# [EXERCISE]
Write out all the entries word for word, but skip any images.

# [INPUT MATERIAL]
(begin)
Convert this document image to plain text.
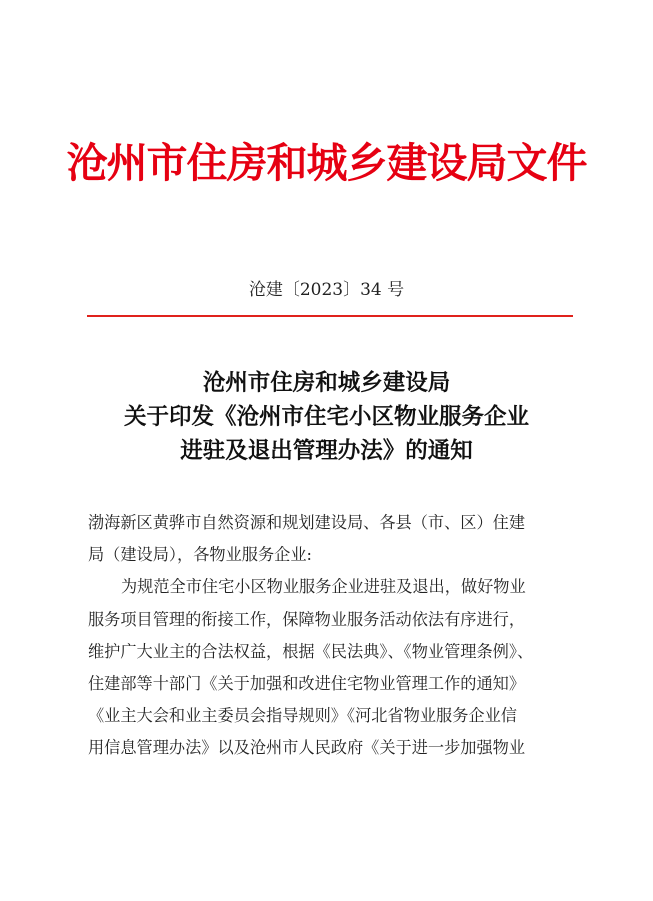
沧州市住房和城乡建设局文件
沧建〔2023〕34 号
沧州市住房和城乡建设局
关于印发《沧州市住宅小区物业服务企业
进驻及退出管理办法》的通知
渤海新区黄骅市自然资源和规划建设局、各县（市、区）住建
局（建设局），各物业服务企业:
为规范全市住宅小区物业服务企业进驻及退出，做好物业
服务项目管理的衔接工作，保障物业服务活动依法有序进行，
维护广大业主的合法权益，根据《民法典》、《物业管理条例》、
住建部等十部门《关于加强和改进住宅物业管理工作的通知》
《业主大会和业主委员会指导规则》《河北省物业服务企业信
用信息管理办法》以及沧州市人民政府《关于进一步加强物业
(end)
# [FINAL RESULT]
Convert this document image to plain text.
沧州市住房和城乡建设局文件
沧建〔2023〕34 号
沧州市住房和城乡建设局
关于印发《沧州市住宅小区物业服务企业
进驻及退出管理办法》的通知
渤海新区黄骅市自然资源和规划建设局、各县（市、区）住建
局（建设局），各物业服务企业:
为规范全市住宅小区物业服务企业进驻及退出，做好物业
服务项目管理的衔接工作，保障物业服务活动依法有序进行，
维护广大业主的合法权益，根据《民法典》、《物业管理条例》、
住建部等十部门《关于加强和改进住宅物业管理工作的通知》
《业主大会和业主委员会指导规则》《河北省物业服务企业信
用信息管理办法》以及沧州市人民政府《关于进一步加强物业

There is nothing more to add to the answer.